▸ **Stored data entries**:
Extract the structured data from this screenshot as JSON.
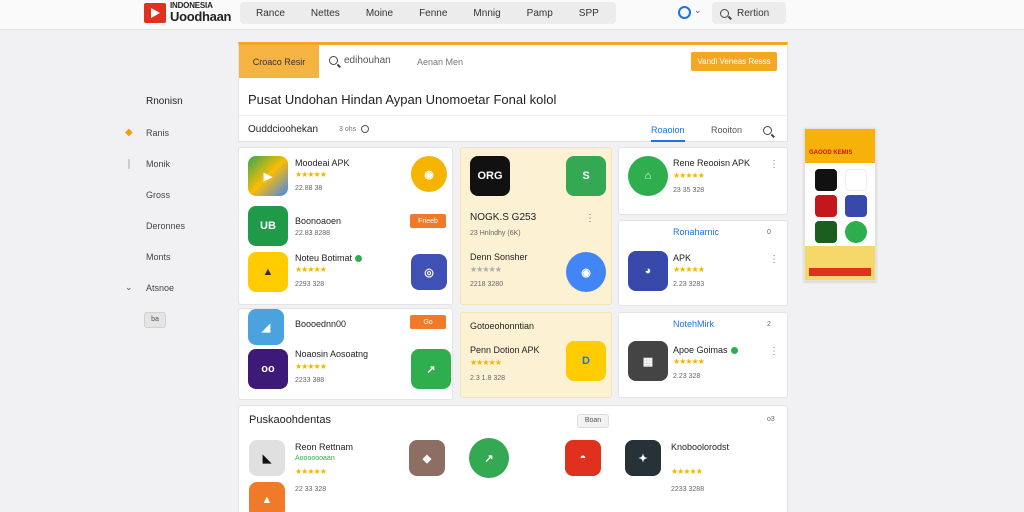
{
  "header": {
    "logo_line1": "INDONESIA",
    "logo_line2": "Uoodhaan",
    "nav": [
      "Rance",
      "Nettes",
      "Moine",
      "Fenne",
      "Mnnig",
      "Pamp",
      "SPP"
    ],
    "search_label": "Rertion"
  },
  "sidebar": {
    "title": "Rnonisn",
    "items": [
      "Ranis",
      "Monik",
      "Gross",
      "Deronnes",
      "Monts",
      "Atsnoe"
    ],
    "button_label": "ba"
  },
  "main": {
    "category_button": "Croaco Resir",
    "search_text": "edihouhan",
    "search_placeholder": "Aenan Men",
    "cta_button": "Vandi Veneas Resss",
    "hero_title": "Pusat Undohan Hindan Aypan Unomoetar Fonal kolol",
    "section_title": "Ouddcioohekan",
    "section_count": "3 ohs",
    "tab_active": "Roaoion",
    "tab_other": "Rooiton"
  },
  "cards": {
    "col1": [
      {
        "name": "Moodeai APK",
        "meta": "22.88 38"
      },
      {
        "name": "Boonoaoen",
        "meta": "22.83 8288"
      },
      {
        "name": "Noteu Botimat",
        "meta": "2293 328"
      },
      {
        "name": "Boooednn00",
        "meta": ""
      },
      {
        "name": "Noaosin Aosoatng",
        "meta": "2233 388"
      }
    ],
    "col1_pill": "Frieeb",
    "col2_top": {
      "logo_text": "ORG",
      "name": "NOGK.S G253",
      "meta": "23 Hnlndhy (6K)",
      "name2": "Denn Sonsher",
      "meta2": "2218 3280"
    },
    "col2_bottom": {
      "section": "Gotoeohonntian",
      "name": "Penn Dotion APK",
      "meta": "2.3 1.8 328"
    },
    "col3": [
      {
        "name": "Rene Reooisn APK",
        "meta": "23 35 328"
      },
      {
        "section": "Ronaharnic",
        "name": "APK",
        "meta": "2.23 3283"
      },
      {
        "section": "NotehMirk",
        "name": "Apoe Goimas",
        "meta": "2.23 328"
      }
    ],
    "col3_counts": [
      "0",
      "2"
    ]
  },
  "ad": {
    "title": "GAOOD KEMIS",
    "colors": [
      "#f6b10a",
      "#c4171c",
      "#e0301e"
    ]
  },
  "bottom": {
    "title": "Puskaoohdentas",
    "filter": "Boan",
    "count": "o3",
    "items": [
      {
        "name": "Reon Rettnam",
        "meta": "Aooooooaan",
        "meta2": "22 33 328"
      },
      {
        "name": "Knoboolorodst",
        "meta": "2233 3288"
      }
    ]
  },
  "colors": {
    "accent": "#f5a623",
    "link": "#1a73e8",
    "star": "#f4b400"
  }
}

▸ **What the task asks**: Transcribe the complete set of entries verbatim. No pictures belong in the copy.

▸ **Result of the exercise**:
Extract the structured data from this screenshot as JSON.
{
  "header": {
    "logo_line1": "INDONESIA",
    "logo_line2": "Uoodhaan",
    "nav": [
      "Rance",
      "Nettes",
      "Moine",
      "Fenne",
      "Mnnig",
      "Pamp",
      "SPP"
    ],
    "search_label": "Rertion"
  },
  "sidebar": {
    "title": "Rnonisn",
    "items": [
      "Ranis",
      "Monik",
      "Gross",
      "Deronnes",
      "Monts",
      "Atsnoe"
    ],
    "button_label": "ba"
  },
  "main": {
    "category_button": "Croaco Resir",
    "search_text": "edihouhan",
    "search_placeholder": "Aenan Men",
    "cta_button": "Vandi Veneas Resss",
    "hero_title": "Pusat Undohan Hindan Aypan Unomoetar Fonal kolol",
    "section_title": "Ouddcioohekan",
    "section_count": "3 ohs",
    "tab_active": "Roaoion",
    "tab_other": "Rooiton"
  },
  "cards": {
    "col1": [
      {
        "name": "Moodeai APK",
        "meta": "22.88 38"
      },
      {
        "name": "Boonoaoen",
        "meta": "22.83 8288"
      },
      {
        "name": "Noteu Botimat",
        "meta": "2293 328"
      },
      {
        "name": "Boooednn00",
        "meta": ""
      },
      {
        "name": "Noaosin Aosoatng",
        "meta": "2233 388"
      }
    ],
    "col1_pill": "Frieeb",
    "col2_top": {
      "logo_text": "ORG",
      "name": "NOGK.S G253",
      "meta": "23 Hnlndhy (6K)",
      "name2": "Denn Sonsher",
      "meta2": "2218 3280"
    },
    "col2_bottom": {
      "section": "Gotoeohonntian",
      "name": "Penn Dotion APK",
      "meta": "2.3 1.8 328"
    },
    "col3": [
      {
        "name": "Rene Reooisn APK",
        "meta": "23 35 328"
      },
      {
        "section": "Ronaharnic",
        "name": "APK",
        "meta": "2.23 3283"
      },
      {
        "section": "NotehMirk",
        "name": "Apoe Goimas",
        "meta": "2.23 328"
      }
    ],
    "col3_counts": [
      "0",
      "2"
    ]
  },
  "ad": {
    "title": "GAOOD KEMIS",
    "colors": [
      "#f6b10a",
      "#c4171c",
      "#e0301e"
    ]
  },
  "bottom": {
    "title": "Puskaoohdentas",
    "filter": "Boan",
    "count": "o3",
    "items": [
      {
        "name": "Reon Rettnam",
        "meta": "Aooooooaan",
        "meta2": "22 33 328"
      },
      {
        "name": "Knoboolorodst",
        "meta": "2233 3288"
      }
    ]
  },
  "colors": {
    "accent": "#f5a623",
    "link": "#1a73e8",
    "star": "#f4b400"
  }
}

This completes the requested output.